Dataset items ->
※ ※ ※

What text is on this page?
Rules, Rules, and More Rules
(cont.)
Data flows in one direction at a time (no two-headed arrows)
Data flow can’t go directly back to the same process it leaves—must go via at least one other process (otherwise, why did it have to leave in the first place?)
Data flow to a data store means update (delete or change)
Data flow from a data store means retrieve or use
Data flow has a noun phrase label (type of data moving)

※ ※ ※

WRITTEN TASK ->
Using the data above, output each line exactly.

OUTPUT ->
What text is on this page?
Rules, Rules, and More Rules
(cont.)
Data flows in one direction at a time (no two-headed arrows)
Data flow can’t go directly back to the same process it leaves—must go via at least one other process (otherwise, why did it have to leave in the first place?)
Data flow to a data store means update (delete or change)
Data flow from a data store means retrieve or use
Data flow has a noun phrase label (type of data moving)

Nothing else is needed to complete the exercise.